*Extracted entries:*
....................

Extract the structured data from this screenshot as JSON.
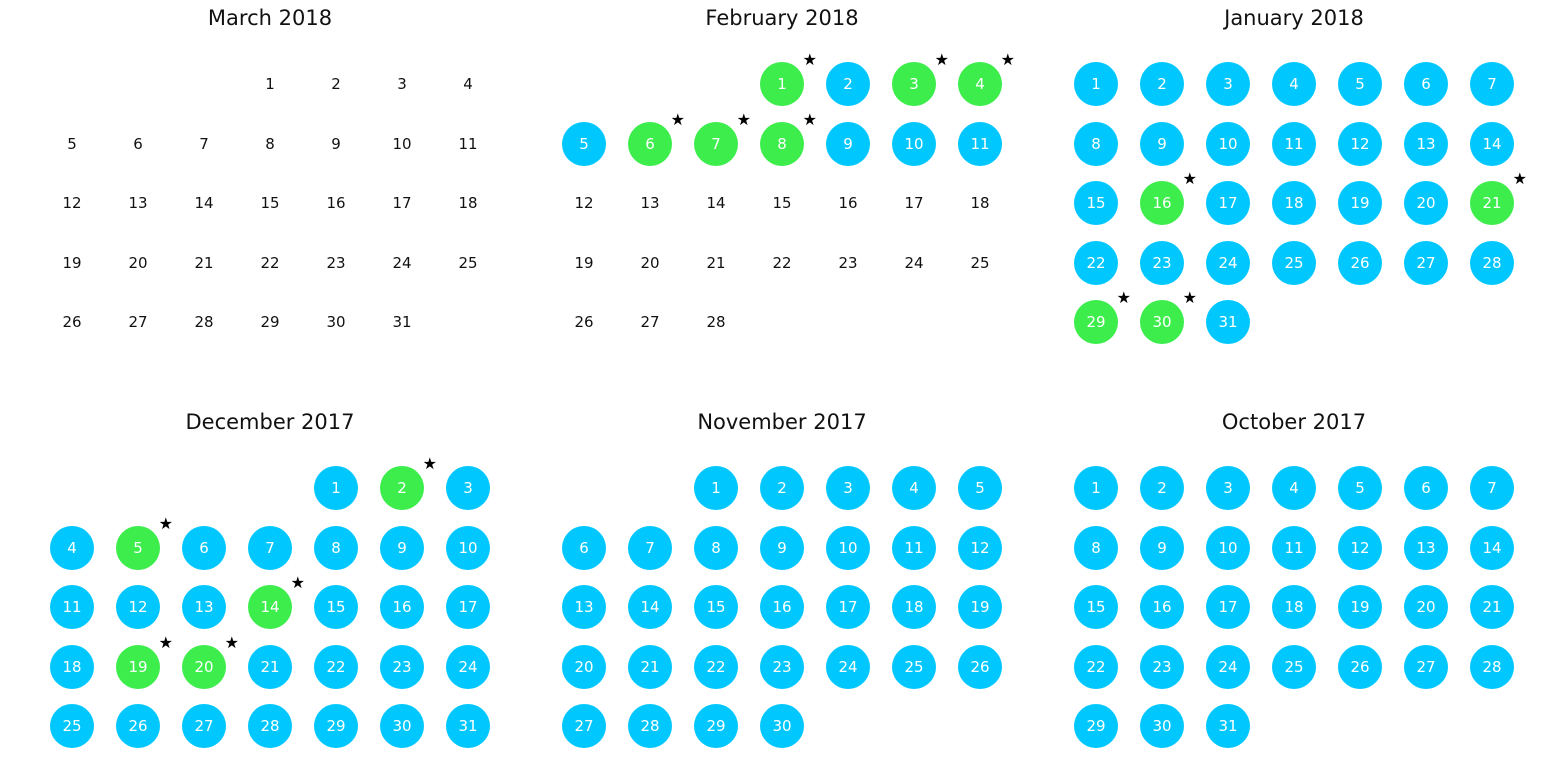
{
  "colors": {
    "active": "#00c8ff",
    "highlight": "#3ced4c",
    "text": "#111111",
    "star": "#000000"
  },
  "icons": {
    "star": "★"
  },
  "months": [
    {
      "title": "March 2018",
      "first_weekday": 3,
      "days": 31,
      "active_days": [],
      "highlighted_days": []
    },
    {
      "title": "February 2018",
      "first_weekday": 3,
      "days": 28,
      "active_days": [
        1,
        2,
        3,
        4,
        5,
        6,
        7,
        8,
        9,
        10,
        11
      ],
      "highlighted_days": [
        1,
        3,
        4,
        6,
        7,
        8
      ]
    },
    {
      "title": "January 2018",
      "first_weekday": 0,
      "days": 31,
      "active_days": [
        1,
        2,
        3,
        4,
        5,
        6,
        7,
        8,
        9,
        10,
        11,
        12,
        13,
        14,
        15,
        16,
        17,
        18,
        19,
        20,
        21,
        22,
        23,
        24,
        25,
        26,
        27,
        28,
        29,
        30,
        31
      ],
      "highlighted_days": [
        16,
        21,
        29,
        30
      ]
    },
    {
      "title": "December 2017",
      "first_weekday": 4,
      "days": 31,
      "active_days": [
        1,
        2,
        3,
        4,
        5,
        6,
        7,
        8,
        9,
        10,
        11,
        12,
        13,
        14,
        15,
        16,
        17,
        18,
        19,
        20,
        21,
        22,
        23,
        24,
        25,
        26,
        27,
        28,
        29,
        30,
        31
      ],
      "highlighted_days": [
        2,
        5,
        14,
        19,
        20
      ]
    },
    {
      "title": "November 2017",
      "first_weekday": 2,
      "days": 30,
      "active_days": [
        1,
        2,
        3,
        4,
        5,
        6,
        7,
        8,
        9,
        10,
        11,
        12,
        13,
        14,
        15,
        16,
        17,
        18,
        19,
        20,
        21,
        22,
        23,
        24,
        25,
        26,
        27,
        28,
        29,
        30
      ],
      "highlighted_days": []
    },
    {
      "title": "October 2017",
      "first_weekday": 0,
      "days": 31,
      "active_days": [
        1,
        2,
        3,
        4,
        5,
        6,
        7,
        8,
        9,
        10,
        11,
        12,
        13,
        14,
        15,
        16,
        17,
        18,
        19,
        20,
        21,
        22,
        23,
        24,
        25,
        26,
        27,
        28,
        29,
        30,
        31
      ],
      "highlighted_days": []
    }
  ]
}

....................

*Exercise directions:* Figure out how many lines of the data above include "title", then give the number and nothing more.

*Response to this task:* 6